_PROMPT_
Lines containing the word "every" are the ones to copy from the records below.

________________________________________

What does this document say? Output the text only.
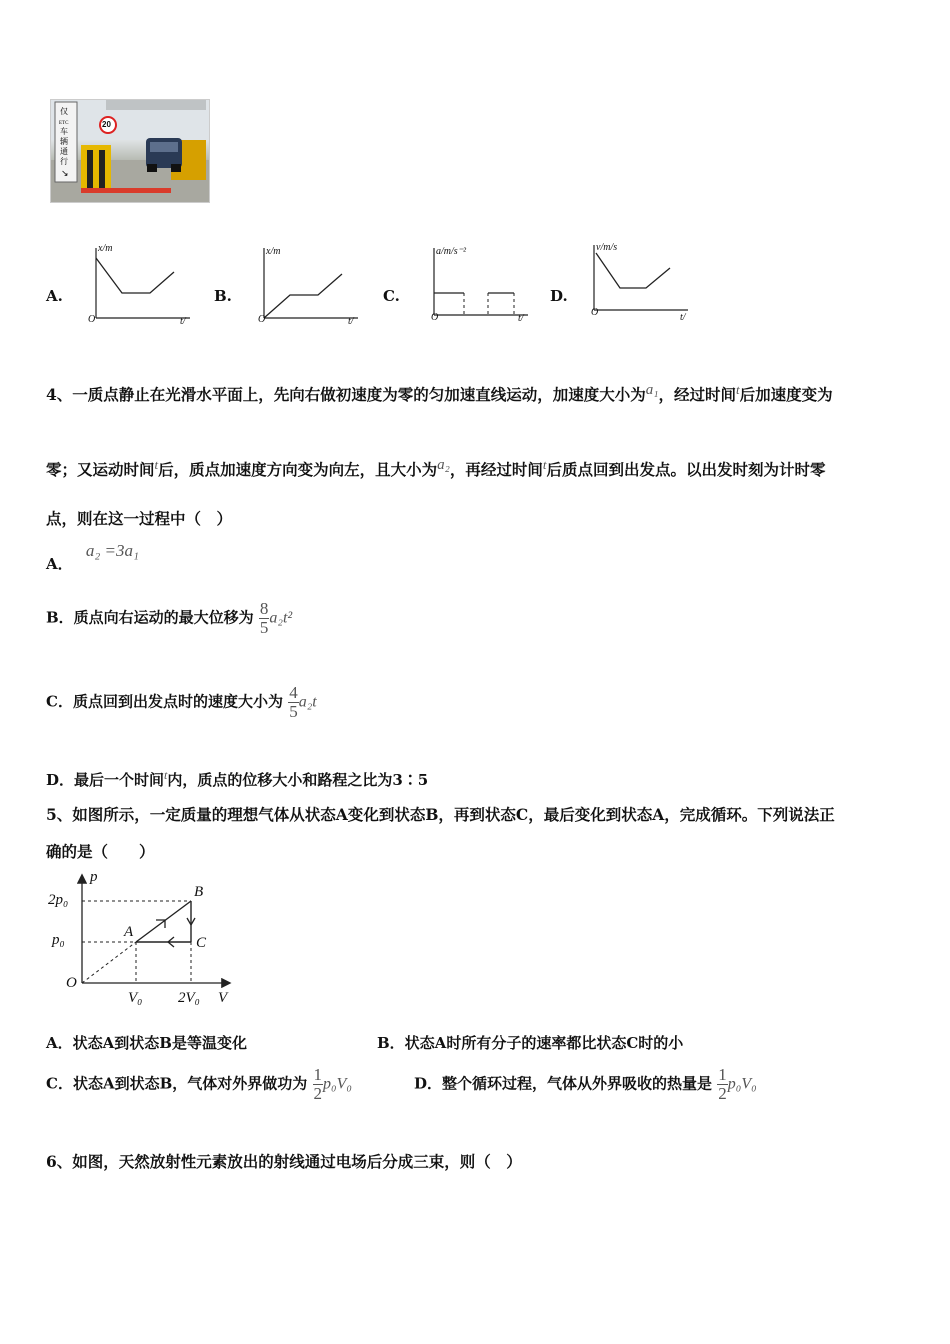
仅
ETC
车
辆
通
行
↘
20
A.
x/m
t/
O
B.
x/m
t/
O
C.
a/m/s⁻²
t/
O
D.
v/m/s
t/
O
4、一质点静止在光滑水平面上，先向右做初速度为零的匀加速直线运动，加速度大小为$^{a_1}$，经过时间$^t$后加速度变为
零；又运动时间$^t$后，质点加速度方向变为向左，且大小为$^{a_2}$，再经过时间$^t$后质点回到出发点。以出发时刻为计时零
点，则在这一过程中（　）
A． a₂ =3a₁
B．质点向右运动的最大位移为 $\frac{8}{5} a_2t^2$
C．质点回到出发点时的速度大小为 $\frac{4}{5} a_2t$
D．最后一个时间$^t$内，质点的位移大小和路程之比为3∶5
5、如图所示，一定质量的理想气体从状态A变化到状态B，再到状态C，最后变化到状态A，完成循环。下列说法正
确的是（　　）
p
V
O
2p₀
p₀
V₀ 2V₀
A
B
C
A．状态A到状态B是等温变化	B．状态A时所有分子的速率都比状态C时的小
C．状态A到状态B，气体对外界做功为 $\frac{1}{2} p_0V_0$	D．整个循环过程，气体从外界吸收的热量是 $\frac{1}{2} p_0V_0$
6、如图，天然放射性元素放出的射线通过电场后分成三束，则（　）
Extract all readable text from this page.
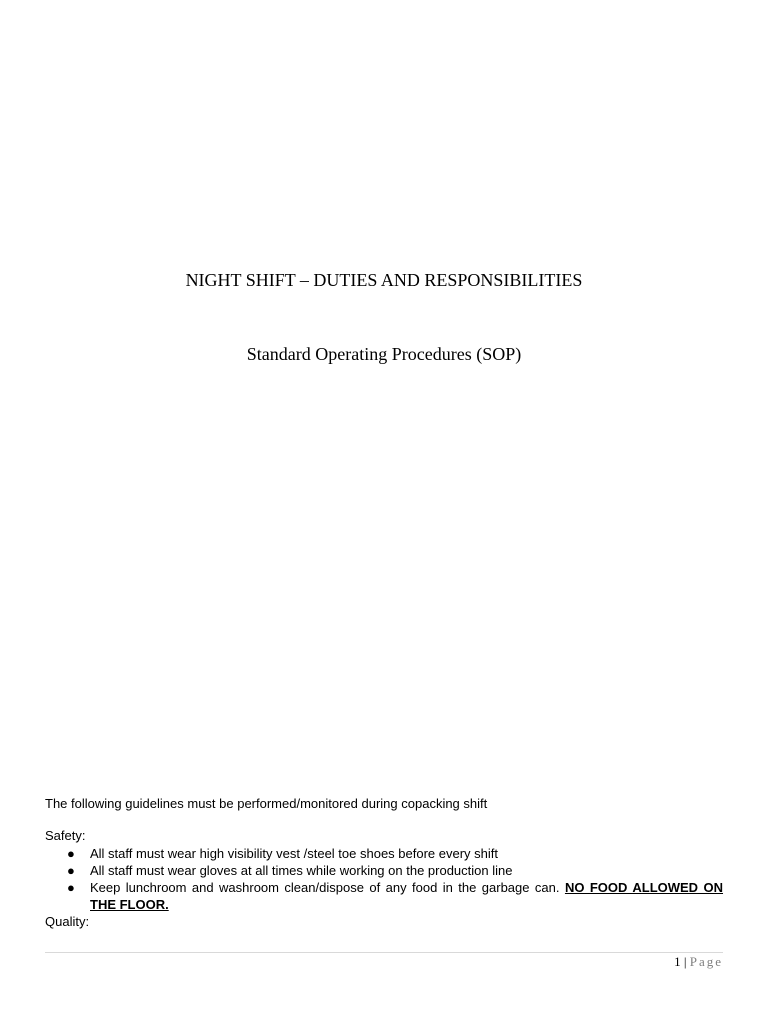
NIGHT SHIFT – DUTIES AND RESPONSIBILITIES
Standard Operating Procedures (SOP)
The following guidelines must be performed/monitored during copacking shift
Safety:
● All staff must wear high visibility vest /steel toe shoes before every shift
● All staff must wear gloves at all times while working on the production line
● Keep lunchroom and washroom clean/dispose of any food in the garbage can. NO FOOD ALLOWED ON THE FLOOR.
Quality:
1 | Page
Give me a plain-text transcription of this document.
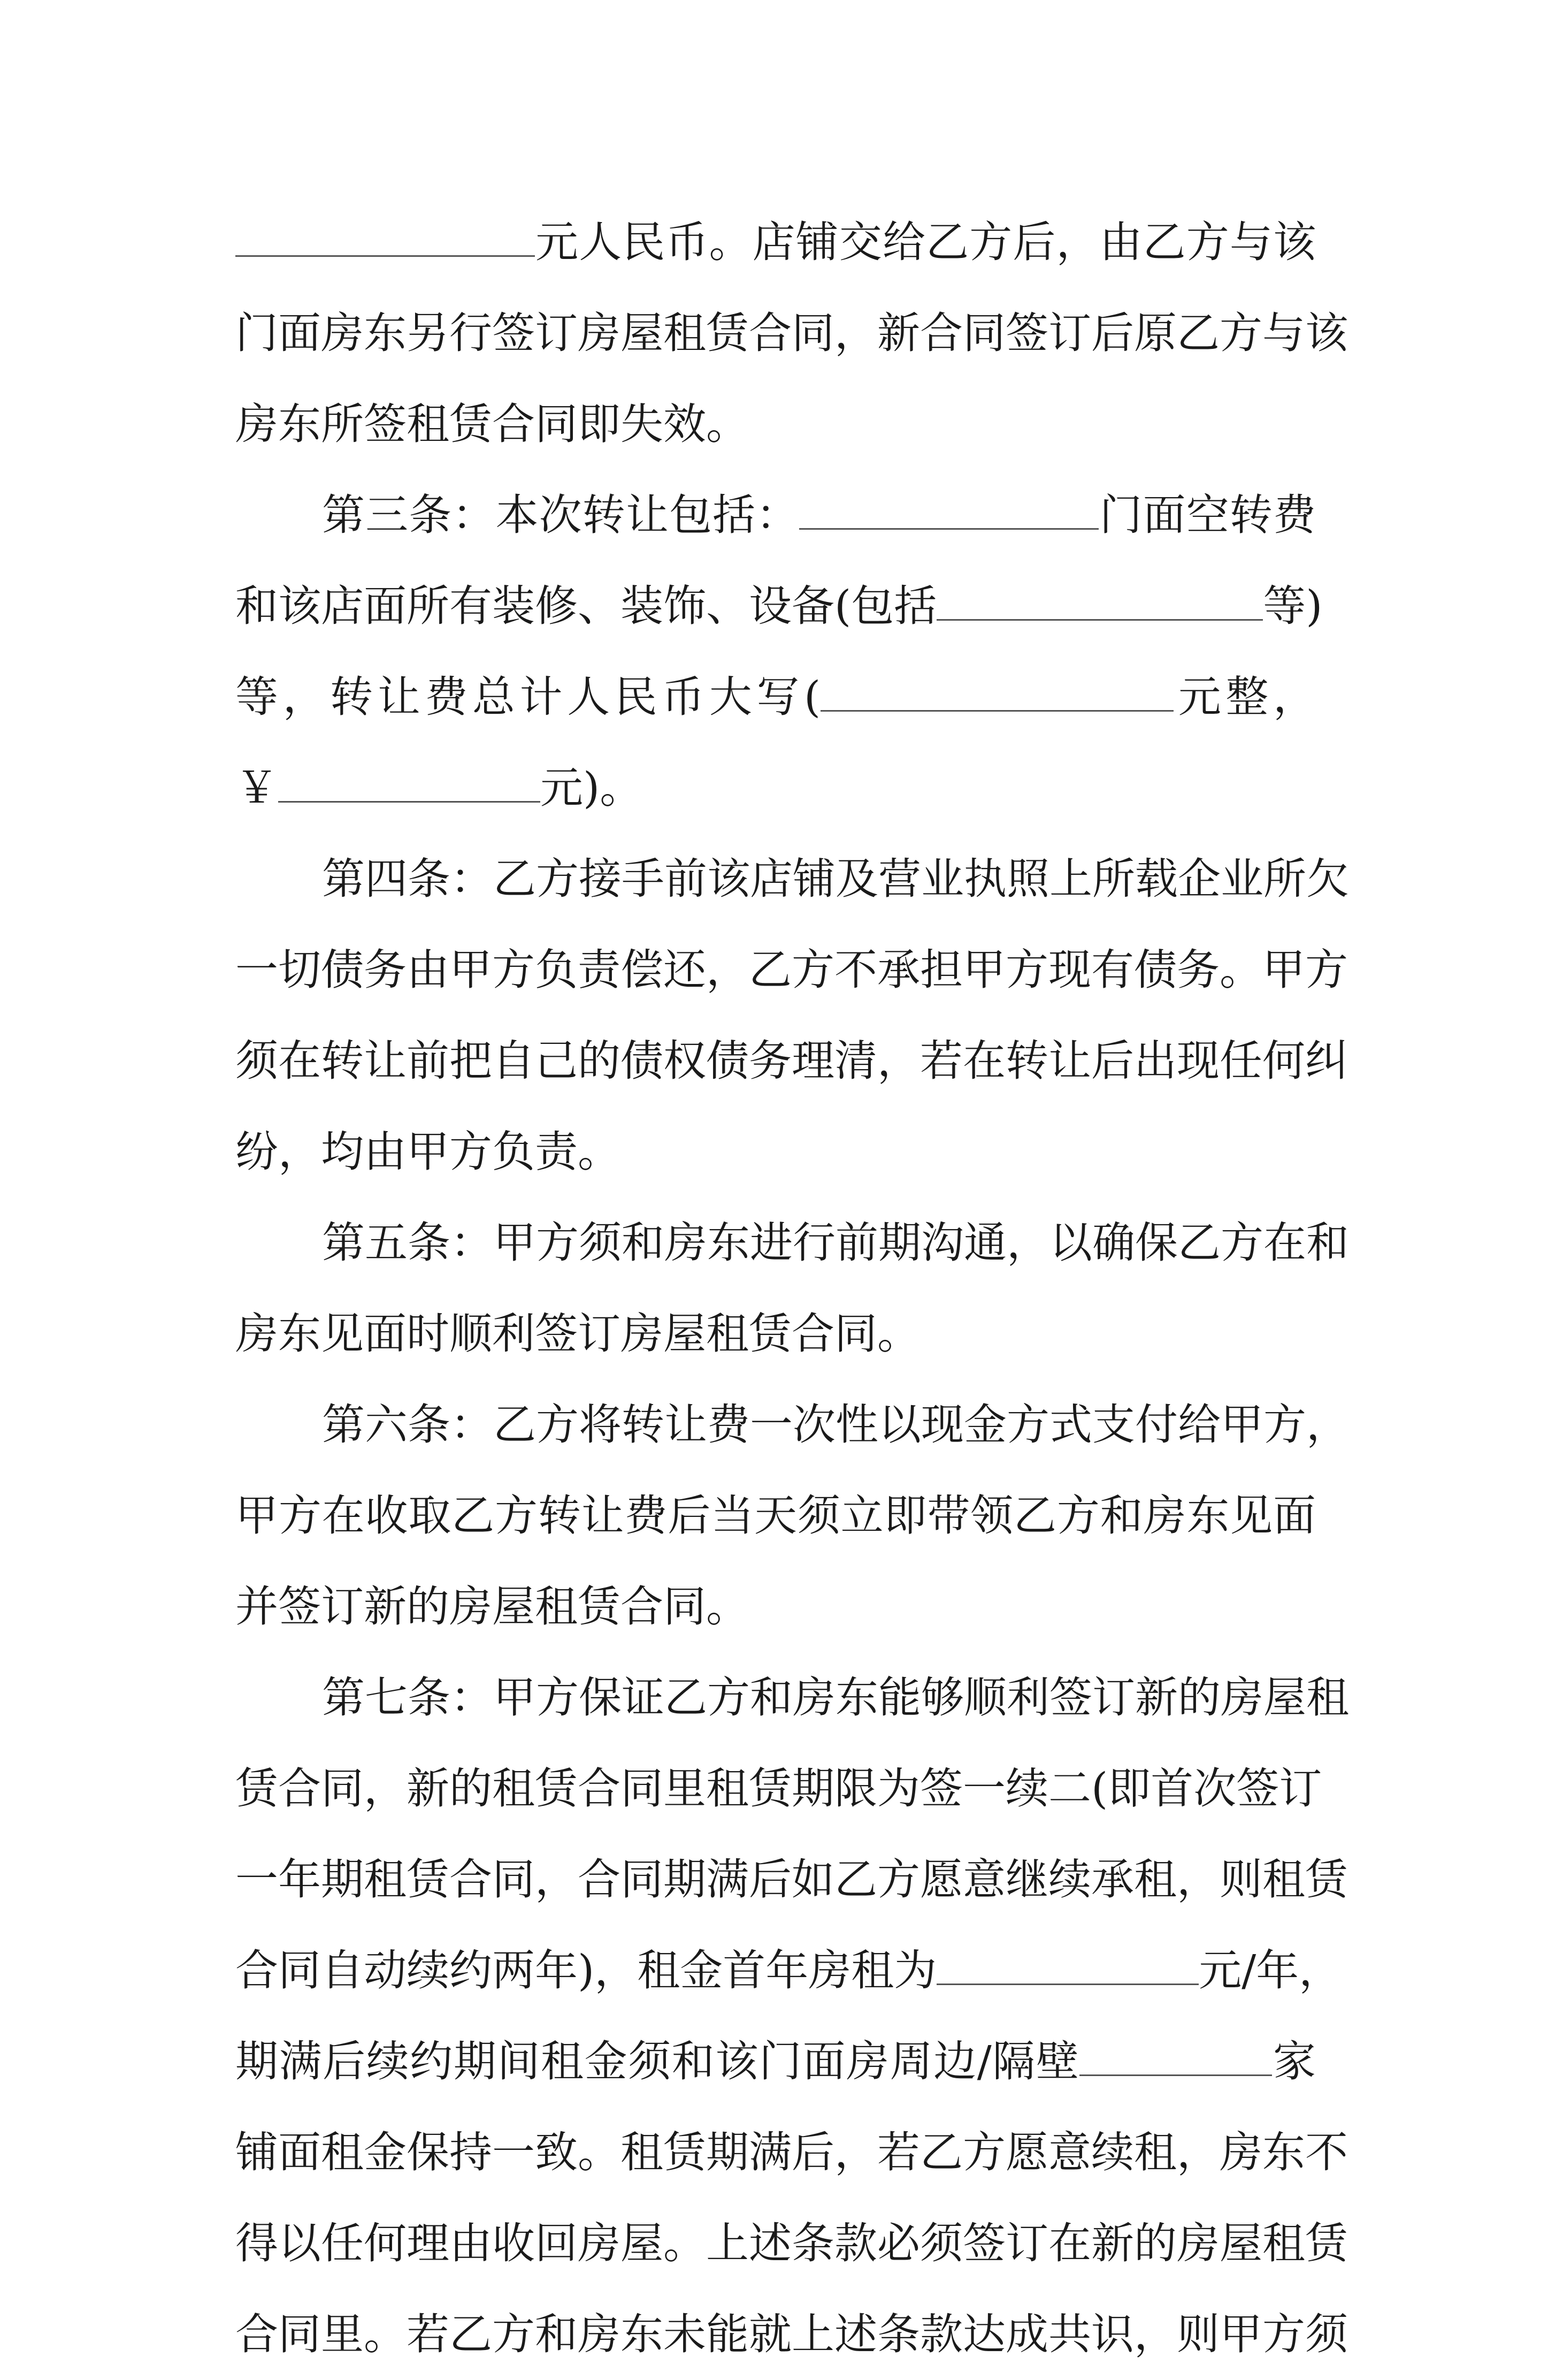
元人民币。店铺交给乙方后，由乙方与该
门面房东另行签订房屋租赁合同，新合同签订后原乙方与该
房东所签租赁合同即失效。
第三条：本次转让包括：	门面空转费
和该店面所有装修、装饰、设备(包括	等)
等，转让费总计人民币大写(	元整，
￥	元)。
第四条：乙方接手前该店铺及营业执照上所载企业所欠
一切债务由甲方负责偿还，乙方不承担甲方现有债务。甲方
须在转让前把自己的债权债务理清，若在转让后出现任何纠
纷，均由甲方负责。
第五条：甲方须和房东进行前期沟通，以确保乙方在和
房东见面时顺利签订房屋租赁合同。
第六条：乙方将转让费一次性以现金方式支付给甲方，
甲方在收取乙方转让费后当天须立即带领乙方和房东见面
并签订新的房屋租赁合同。
第七条：甲方保证乙方和房东能够顺利签订新的房屋租
赁合同，新的租赁合同里租赁期限为签一续二(即首次签订
一年期租赁合同，合同期满后如乙方愿意继续承租，则租赁
合同自动续约两年)，租金首年房租为	元/年，
期满后续约期间租金须和该门面房周边/隔壁	家
铺面租金保持一致。租赁期满后，若乙方愿意续租，房东不
得以任何理由收回房屋。上述条款必须签订在新的房屋租赁
合同里。若乙方和房东未能就上述条款达成共识，则甲方须
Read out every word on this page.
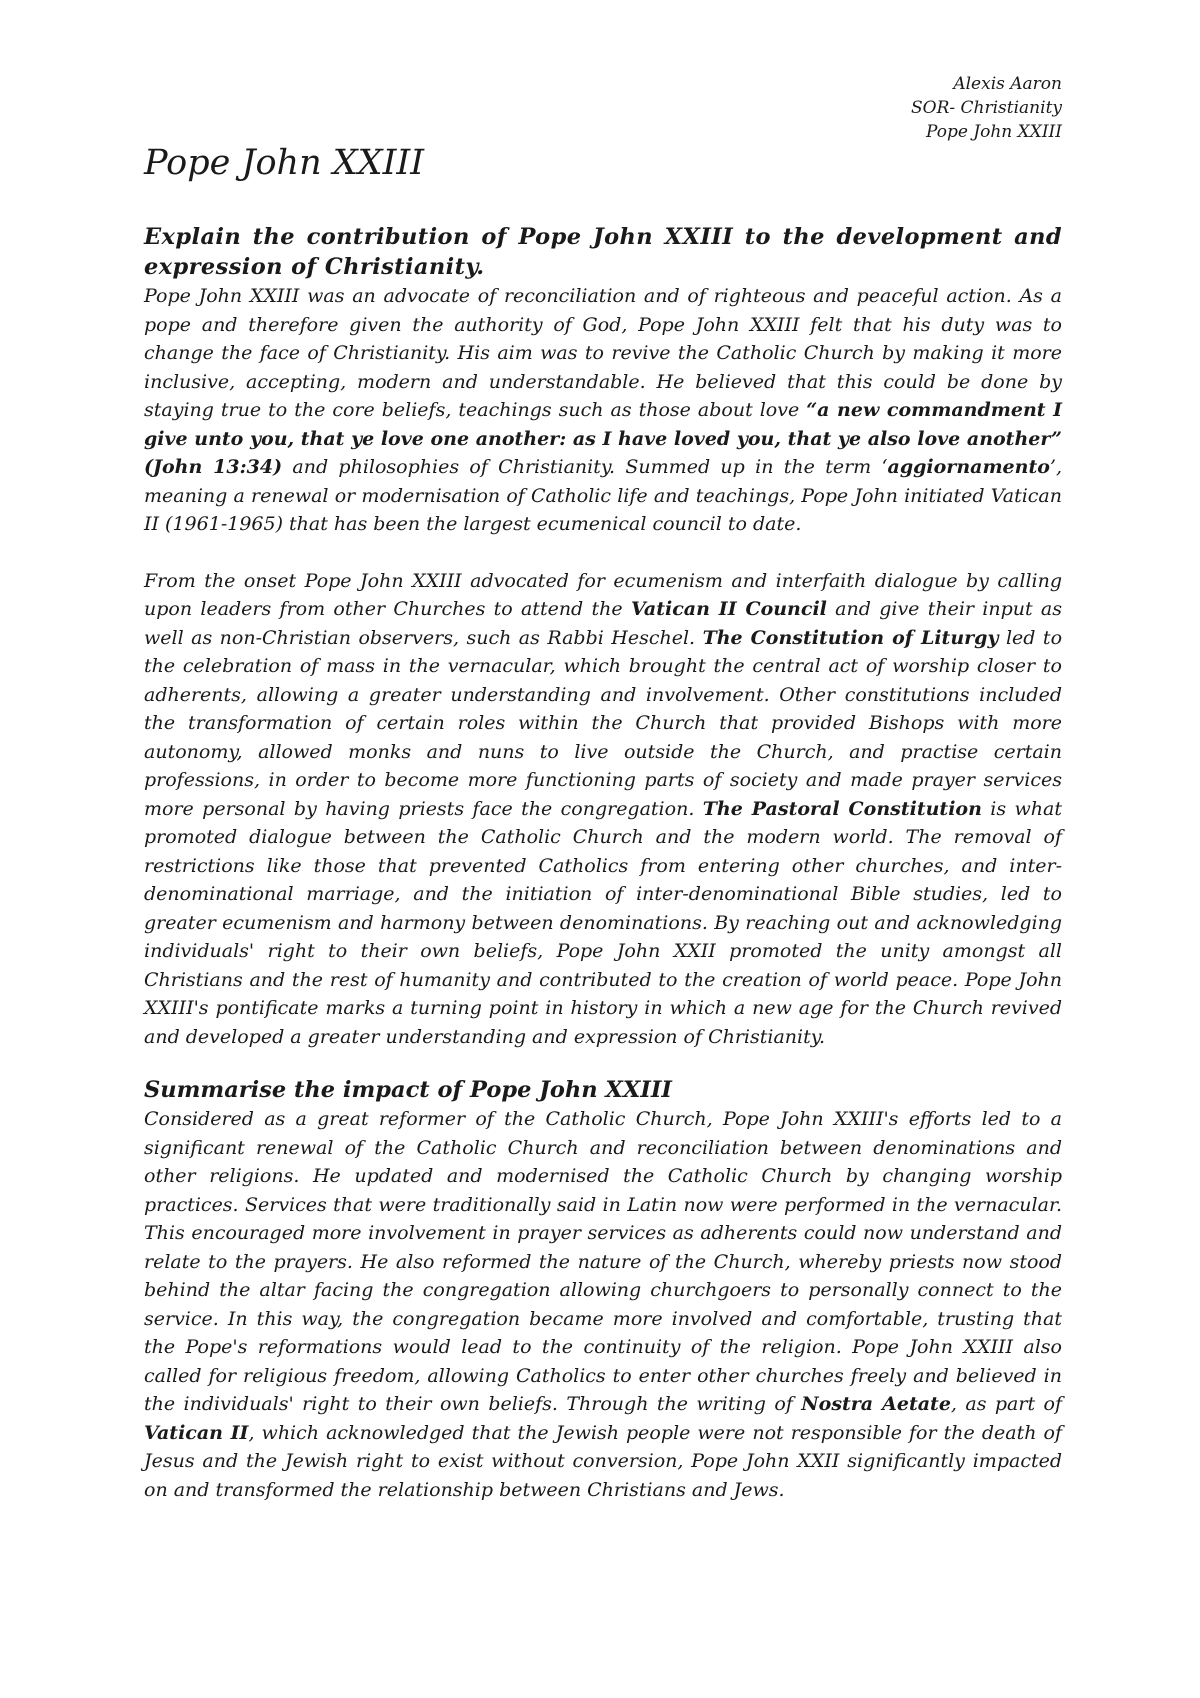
Alexis Aaron
SOR- Christianity
Pope John XXIII
Pope John XXIII
Explain the contribution of Pope John XXIII to the development and expression of Christianity.

Pope John XXIII was an advocate of reconciliation and of righteous and peaceful action. As a pope and therefore given the authority of God, Pope John XXIII felt that his duty was to change the face of Christianity. His aim was to revive the Catholic Church by making it more inclusive, accepting, modern and understandable. He believed that this could be done by staying true to the core beliefs, teachings such as those about love “a new commandment I give unto you, that ye love one another: as I have loved you, that ye also love another” (John 13:34) and philosophies of Christianity. Summed up in the term ‘aggiornamento’, meaning a renewal or modernisation of Catholic life and teachings, Pope John initiated Vatican II (1961-1965) that has been the largest ecumenical council to date.

From the onset Pope John XXIII advocated for ecumenism and interfaith dialogue by calling upon leaders from other Churches to attend the Vatican II Council and give their input as well as non-Christian observers, such as Rabbi Heschel. The Constitution of Liturgy led to the celebration of mass in the vernacular, which brought the central act of worship closer to adherents, allowing a greater understanding and involvement. Other constitutions included the transformation of certain roles within the Church that provided Bishops with more autonomy, allowed monks and nuns to live outside the Church, and practise certain professions, in order to become more functioning parts of society and made prayer services more personal by having priests face the congregation. The Pastoral Constitution is what promoted dialogue between the Catholic Church and the modern world. The removal of restrictions like those that prevented Catholics from entering other churches, and inter-denominational marriage, and the initiation of inter-denominational Bible studies, led to greater ecumenism and harmony between denominations. By reaching out and acknowledging individuals' right to their own beliefs, Pope John XXII promoted the unity amongst all Christians and the rest of humanity and contributed to the creation of world peace. Pope John XXIII's pontificate marks a turning point in history in which a new age for the Church revived and developed a greater understanding and expression of Christianity.

Summarise the impact of Pope John XXIII

Considered as a great reformer of the Catholic Church, Pope John XXIII's efforts led to a significant renewal of the Catholic Church and reconciliation between denominations and other religions. He updated and modernised the Catholic Church by changing worship practices. Services that were traditionally said in Latin now were performed in the vernacular. This encouraged more involvement in prayer services as adherents could now understand and relate to the prayers. He also reformed the nature of the Church, whereby priests now stood behind the altar facing the congregation allowing churchgoers to personally connect to the service. In this way, the congregation became more involved and comfortable, trusting that the Pope's reformations would lead to the continuity of the religion. Pope John XXIII also called for religious freedom, allowing Catholics to enter other churches freely and believed in the individuals' right to their own beliefs. Through the writing of Nostra Aetate, as part of Vatican II, which acknowledged that the Jewish people were not responsible for the death of Jesus and the Jewish right to exist without conversion, Pope John XXII significantly impacted on and transformed the relationship between Christians and Jews.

________________________________________

_EXERCISE ANSWER_
● All staff must wear high visibility vest /steel toe shoes before every shift
Read out every word on this page.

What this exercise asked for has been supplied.